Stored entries
═══
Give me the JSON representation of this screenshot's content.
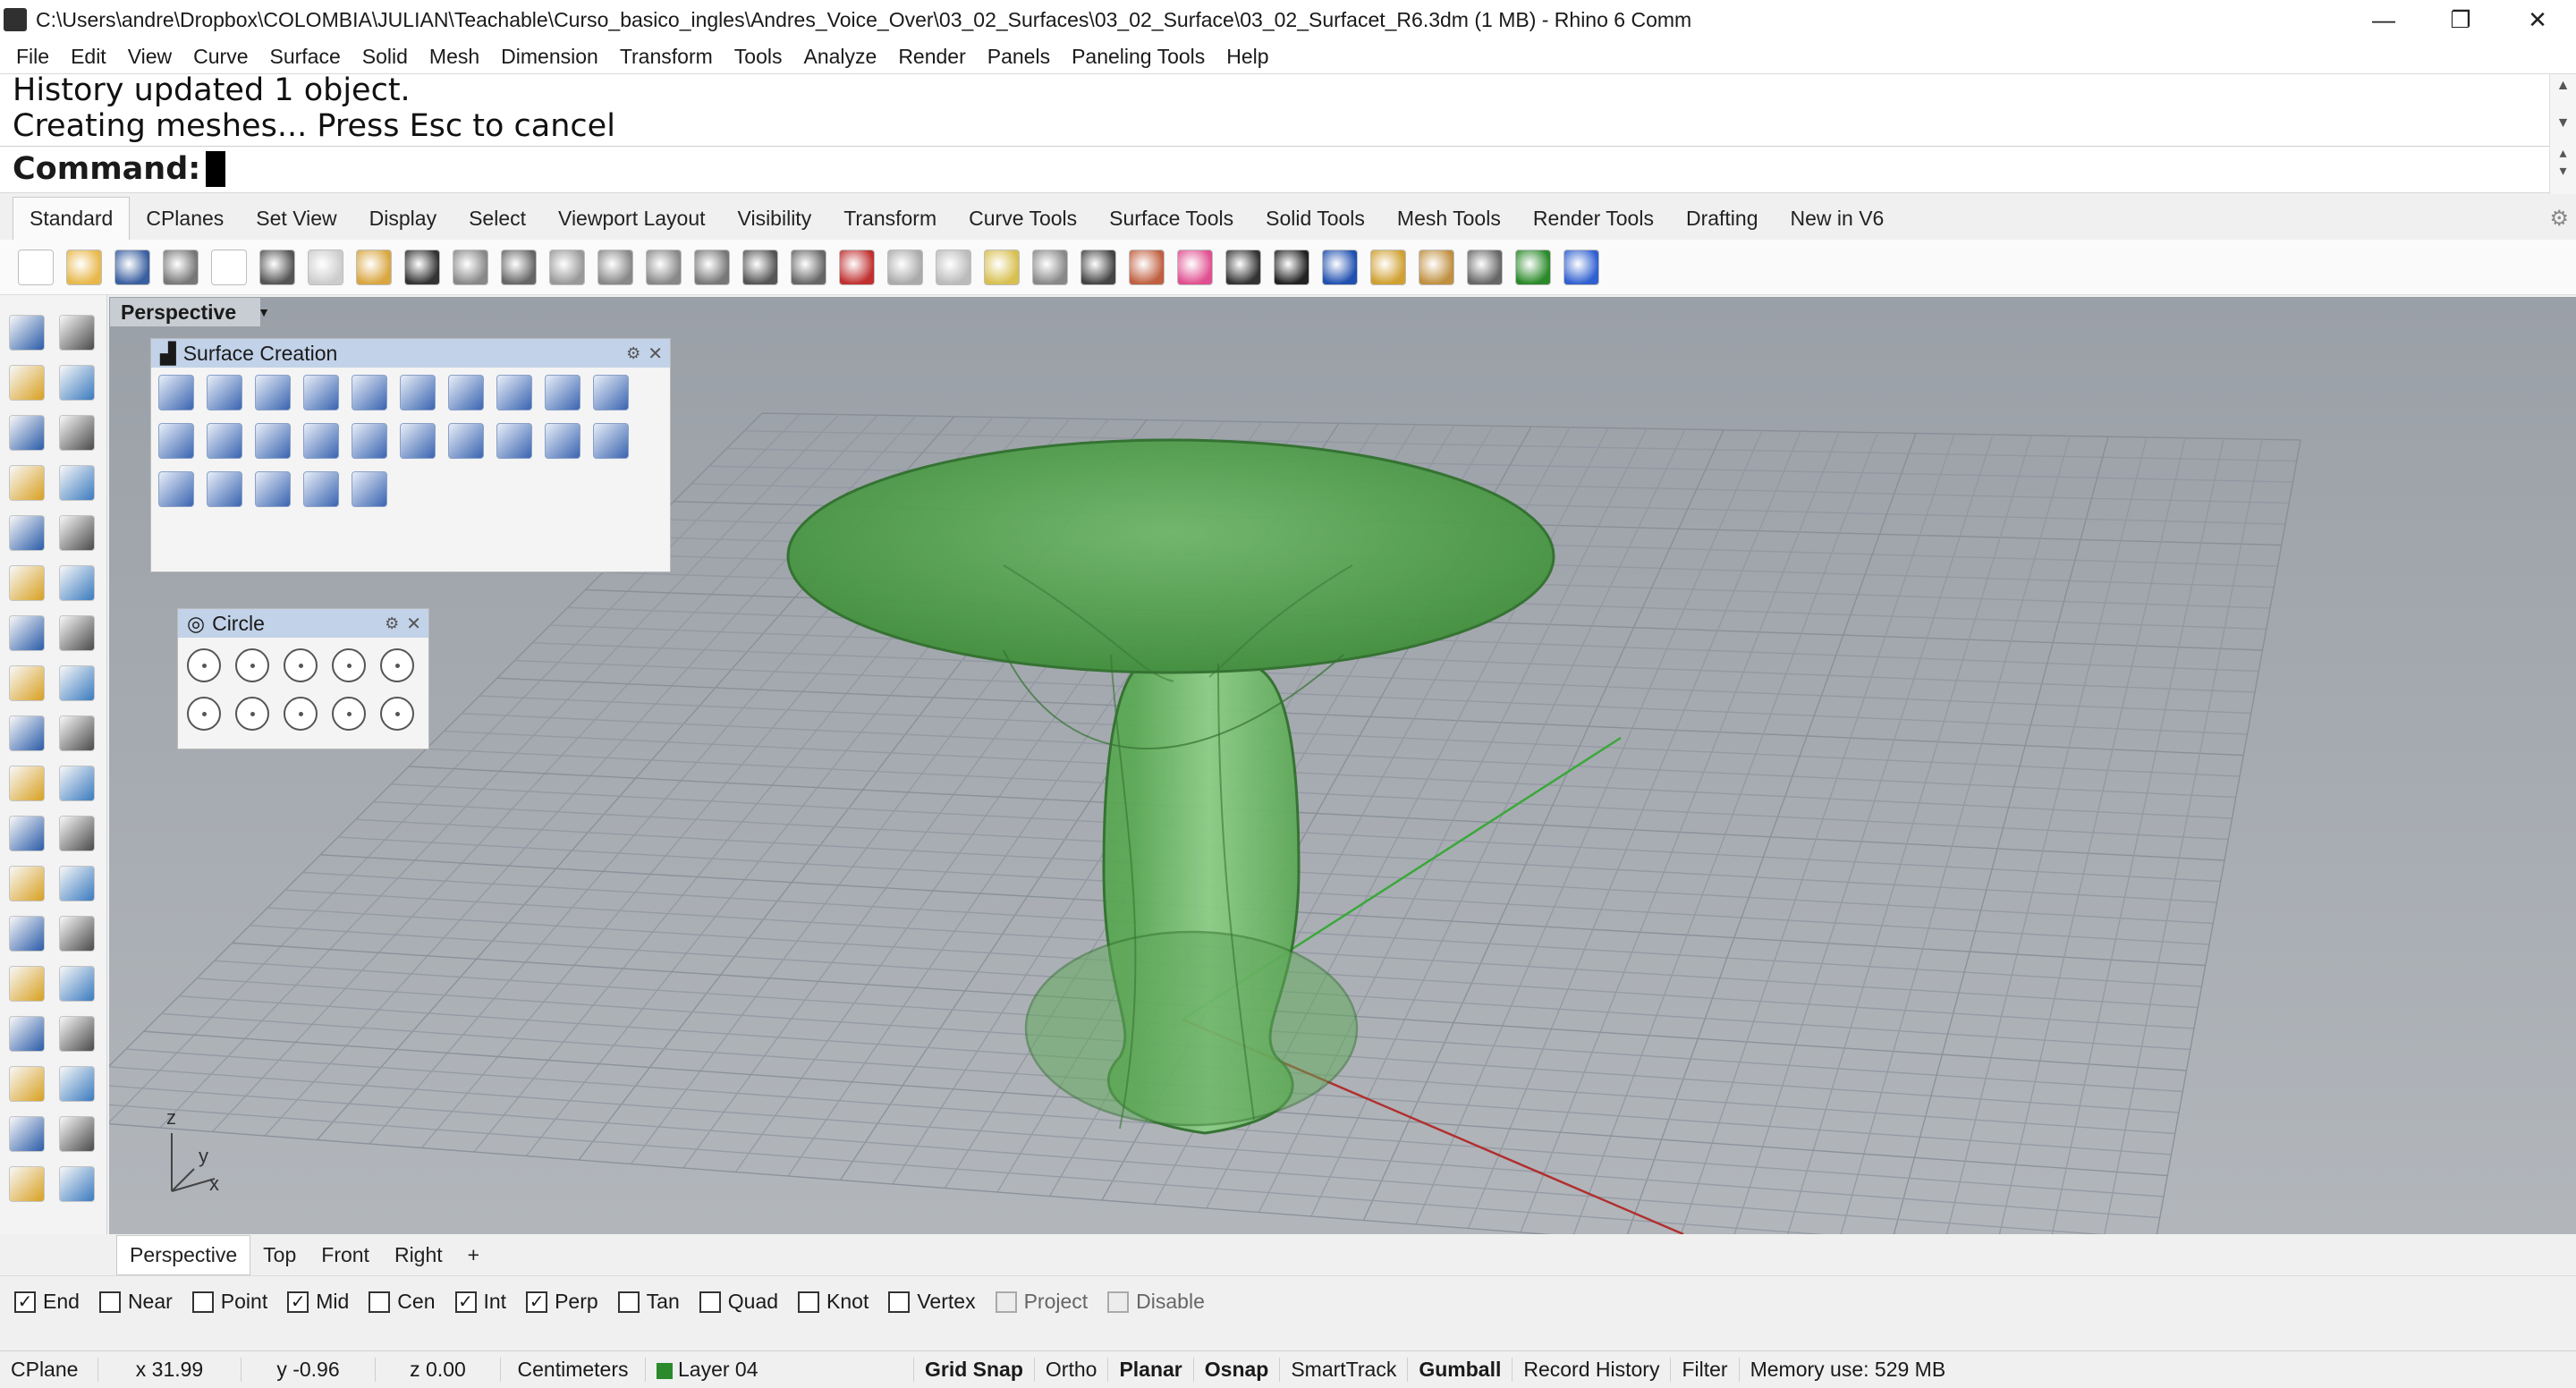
{
  "window": {
    "title": "C:\\Users\\andre\\Dropbox\\COLOMBIA\\JULIAN\\Teachable\\Curso_basico_ingles\\Andres_Voice_Over\\03_02_Surfaces\\03_02_Surface\\03_02_Surfacet_R6.3dm (1 MB) - Rhino 6 Comm",
    "minimize": "—",
    "restore": "❐",
    "close": "✕"
  },
  "menu": [
    "File",
    "Edit",
    "View",
    "Curve",
    "Surface",
    "Solid",
    "Mesh",
    "Dimension",
    "Transform",
    "Tools",
    "Analyze",
    "Render",
    "Panels",
    "Paneling Tools",
    "Help"
  ],
  "command": {
    "history_line1": "History updated 1 object.",
    "history_line2": "Creating meshes... Press Esc to cancel",
    "prompt": "Command:"
  },
  "toolbar_tabs": [
    "Standard",
    "CPlanes",
    "Set View",
    "Display",
    "Select",
    "Viewport Layout",
    "Visibility",
    "Transform",
    "Curve Tools",
    "Surface Tools",
    "Solid Tools",
    "Mesh Tools",
    "Render Tools",
    "Drafting",
    "New in V6"
  ],
  "active_toolbar_tab": "Standard",
  "viewport": {
    "name": "Perspective",
    "axes": {
      "z": "z",
      "y": "y",
      "x": "x"
    }
  },
  "panels": {
    "surface_creation": {
      "title": "Surface Creation"
    },
    "circle": {
      "title": "Circle"
    }
  },
  "viewport_tabs": [
    "Perspective",
    "Top",
    "Front",
    "Right"
  ],
  "viewport_tab_add": "+",
  "osnaps": [
    {
      "label": "End",
      "checked": true
    },
    {
      "label": "Near",
      "checked": false
    },
    {
      "label": "Point",
      "checked": false
    },
    {
      "label": "Mid",
      "checked": true
    },
    {
      "label": "Cen",
      "checked": false
    },
    {
      "label": "Int",
      "checked": true
    },
    {
      "label": "Perp",
      "checked": true
    },
    {
      "label": "Tan",
      "checked": false
    },
    {
      "label": "Quad",
      "checked": false
    },
    {
      "label": "Knot",
      "checked": false
    },
    {
      "label": "Vertex",
      "checked": false
    },
    {
      "label": "Project",
      "checked": false,
      "disabled": true
    },
    {
      "label": "Disable",
      "checked": false,
      "disabled": true
    }
  ],
  "status": {
    "cplane": "CPlane",
    "x": "x 31.99",
    "y": "y -0.96",
    "z": "z 0.00",
    "units": "Centimeters",
    "layer": "Layer 04",
    "layer_color": "#2b8a2b",
    "grid_snap": "Grid Snap",
    "ortho": "Ortho",
    "planar": "Planar",
    "osnap": "Osnap",
    "smarttrack": "SmartTrack",
    "gumball": "Gumball",
    "record_history": "Record History",
    "filter": "Filter",
    "memory": "Memory use: 529 MB"
  },
  "colors": {
    "viewport_bg": "#a3a8ae",
    "surface_green": "#3f9a3a",
    "panel_header": "#c2d2e8",
    "x_axis": "#b03030",
    "y_axis": "#3aa83a"
  }
}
═══
* Task to complete:
With the pictures left out, transcribe the material exactly.

* Exercise answer:
Give me the JSON representation of this screenshot's content.
{
  "window": {
    "title": "C:\\Users\\andre\\Dropbox\\COLOMBIA\\JULIAN\\Teachable\\Curso_basico_ingles\\Andres_Voice_Over\\03_02_Surfaces\\03_02_Surface\\03_02_Surfacet_R6.3dm (1 MB) - Rhino 6 Comm",
    "minimize": "—",
    "restore": "❐",
    "close": "✕"
  },
  "menu": [
    "File",
    "Edit",
    "View",
    "Curve",
    "Surface",
    "Solid",
    "Mesh",
    "Dimension",
    "Transform",
    "Tools",
    "Analyze",
    "Render",
    "Panels",
    "Paneling Tools",
    "Help"
  ],
  "command": {
    "history_line1": "History updated 1 object.",
    "history_line2": "Creating meshes... Press Esc to cancel",
    "prompt": "Command:"
  },
  "toolbar_tabs": [
    "Standard",
    "CPlanes",
    "Set View",
    "Display",
    "Select",
    "Viewport Layout",
    "Visibility",
    "Transform",
    "Curve Tools",
    "Surface Tools",
    "Solid Tools",
    "Mesh Tools",
    "Render Tools",
    "Drafting",
    "New in V6"
  ],
  "active_toolbar_tab": "Standard",
  "viewport": {
    "name": "Perspective",
    "axes": {
      "z": "z",
      "y": "y",
      "x": "x"
    }
  },
  "panels": {
    "surface_creation": {
      "title": "Surface Creation"
    },
    "circle": {
      "title": "Circle"
    }
  },
  "viewport_tabs": [
    "Perspective",
    "Top",
    "Front",
    "Right"
  ],
  "viewport_tab_add": "+",
  "osnaps": [
    {
      "label": "End",
      "checked": true
    },
    {
      "label": "Near",
      "checked": false
    },
    {
      "label": "Point",
      "checked": false
    },
    {
      "label": "Mid",
      "checked": true
    },
    {
      "label": "Cen",
      "checked": false
    },
    {
      "label": "Int",
      "checked": true
    },
    {
      "label": "Perp",
      "checked": true
    },
    {
      "label": "Tan",
      "checked": false
    },
    {
      "label": "Quad",
      "checked": false
    },
    {
      "label": "Knot",
      "checked": false
    },
    {
      "label": "Vertex",
      "checked": false
    },
    {
      "label": "Project",
      "checked": false,
      "disabled": true
    },
    {
      "label": "Disable",
      "checked": false,
      "disabled": true
    }
  ],
  "status": {
    "cplane": "CPlane",
    "x": "x 31.99",
    "y": "y -0.96",
    "z": "z 0.00",
    "units": "Centimeters",
    "layer": "Layer 04",
    "layer_color": "#2b8a2b",
    "grid_snap": "Grid Snap",
    "ortho": "Ortho",
    "planar": "Planar",
    "osnap": "Osnap",
    "smarttrack": "SmartTrack",
    "gumball": "Gumball",
    "record_history": "Record History",
    "filter": "Filter",
    "memory": "Memory use: 529 MB"
  },
  "colors": {
    "viewport_bg": "#a3a8ae",
    "surface_green": "#3f9a3a",
    "panel_header": "#c2d2e8",
    "x_axis": "#b03030",
    "y_axis": "#3aa83a"
  }
}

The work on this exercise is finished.